▸ **What the task asks**
The exercise asks you to copy every line below in which "France" appears.
· · · ·
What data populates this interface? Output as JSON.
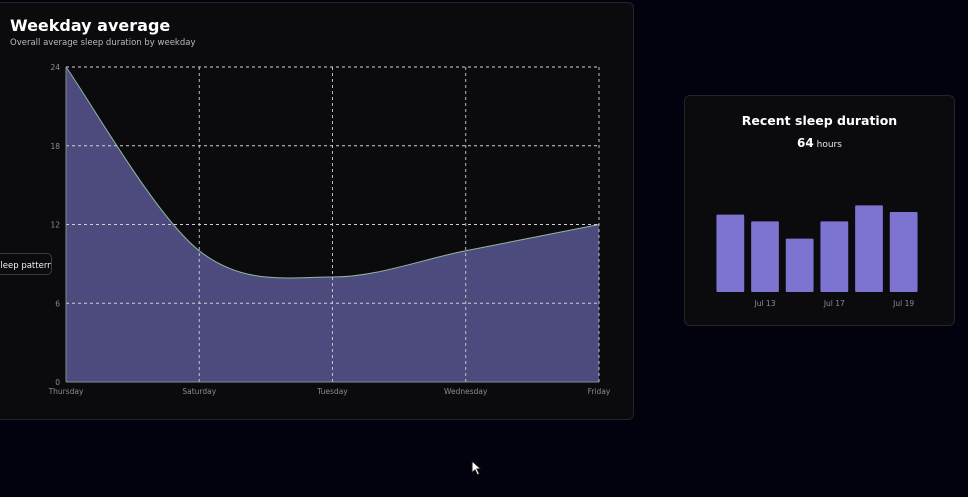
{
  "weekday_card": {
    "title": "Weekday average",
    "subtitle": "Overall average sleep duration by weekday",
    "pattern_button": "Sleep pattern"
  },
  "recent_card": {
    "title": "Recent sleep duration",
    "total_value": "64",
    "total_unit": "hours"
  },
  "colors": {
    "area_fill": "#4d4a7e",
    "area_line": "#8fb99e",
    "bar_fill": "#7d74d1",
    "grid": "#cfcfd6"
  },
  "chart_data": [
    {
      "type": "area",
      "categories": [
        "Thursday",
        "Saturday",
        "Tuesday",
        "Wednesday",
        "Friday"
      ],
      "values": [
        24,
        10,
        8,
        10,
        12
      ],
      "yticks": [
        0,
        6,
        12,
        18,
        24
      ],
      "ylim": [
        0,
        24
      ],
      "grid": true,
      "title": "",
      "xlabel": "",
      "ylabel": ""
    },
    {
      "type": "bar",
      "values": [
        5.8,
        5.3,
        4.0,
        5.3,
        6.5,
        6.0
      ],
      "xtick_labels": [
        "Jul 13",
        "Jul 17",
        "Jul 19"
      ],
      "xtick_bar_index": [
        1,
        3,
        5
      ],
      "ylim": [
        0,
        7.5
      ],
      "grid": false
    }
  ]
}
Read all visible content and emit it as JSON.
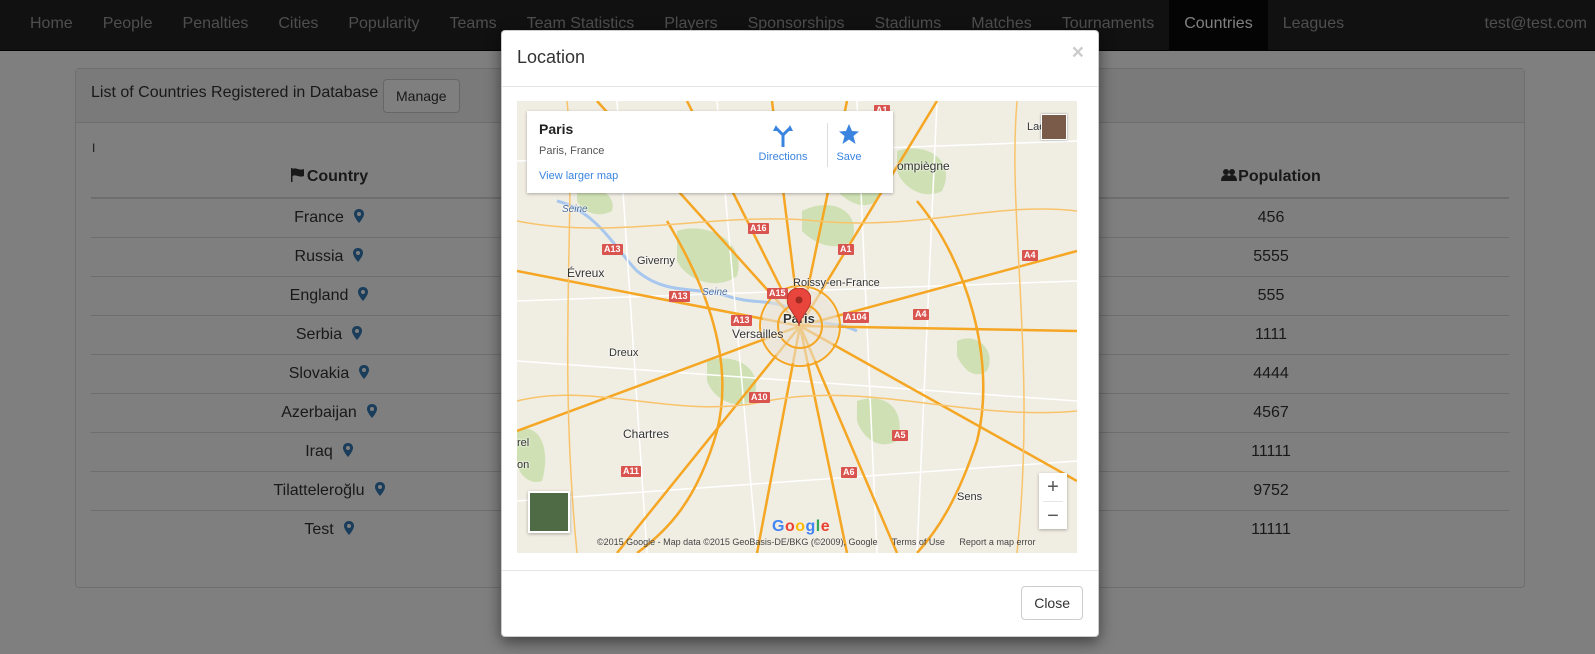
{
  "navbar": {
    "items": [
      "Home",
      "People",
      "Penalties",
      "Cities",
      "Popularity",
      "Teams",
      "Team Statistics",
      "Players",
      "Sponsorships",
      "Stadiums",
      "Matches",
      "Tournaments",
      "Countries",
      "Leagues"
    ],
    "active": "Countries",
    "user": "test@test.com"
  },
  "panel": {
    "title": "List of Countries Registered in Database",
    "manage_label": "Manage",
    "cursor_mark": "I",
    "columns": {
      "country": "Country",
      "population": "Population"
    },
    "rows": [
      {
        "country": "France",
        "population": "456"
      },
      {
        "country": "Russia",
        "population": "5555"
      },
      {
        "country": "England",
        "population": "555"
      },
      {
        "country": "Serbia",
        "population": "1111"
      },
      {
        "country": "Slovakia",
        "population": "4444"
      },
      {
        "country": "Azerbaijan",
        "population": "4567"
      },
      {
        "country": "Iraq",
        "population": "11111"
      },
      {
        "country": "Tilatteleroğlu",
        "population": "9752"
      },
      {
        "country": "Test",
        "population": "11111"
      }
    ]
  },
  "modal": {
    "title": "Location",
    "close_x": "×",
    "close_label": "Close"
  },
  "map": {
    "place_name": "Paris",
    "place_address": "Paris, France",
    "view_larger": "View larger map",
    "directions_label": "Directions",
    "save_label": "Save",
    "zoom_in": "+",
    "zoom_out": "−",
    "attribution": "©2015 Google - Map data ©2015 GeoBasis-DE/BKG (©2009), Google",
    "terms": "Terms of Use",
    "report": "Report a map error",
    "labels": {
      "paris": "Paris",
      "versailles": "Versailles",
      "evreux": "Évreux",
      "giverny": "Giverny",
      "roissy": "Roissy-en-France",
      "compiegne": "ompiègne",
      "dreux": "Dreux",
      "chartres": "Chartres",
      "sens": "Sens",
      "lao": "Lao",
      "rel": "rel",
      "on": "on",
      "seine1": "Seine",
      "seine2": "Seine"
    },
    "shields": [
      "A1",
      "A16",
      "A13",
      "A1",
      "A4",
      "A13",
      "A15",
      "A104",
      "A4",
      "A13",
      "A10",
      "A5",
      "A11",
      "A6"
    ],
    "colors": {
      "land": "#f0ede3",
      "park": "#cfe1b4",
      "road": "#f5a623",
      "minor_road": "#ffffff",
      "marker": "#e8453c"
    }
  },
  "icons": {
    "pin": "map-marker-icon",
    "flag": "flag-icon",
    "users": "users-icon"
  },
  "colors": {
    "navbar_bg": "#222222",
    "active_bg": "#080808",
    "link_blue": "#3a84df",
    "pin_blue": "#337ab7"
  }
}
· · · ·
▸ **Task answer**
        "country": "France",
    "place_address": "Paris, France",
      "roissy": "Roissy-en-France",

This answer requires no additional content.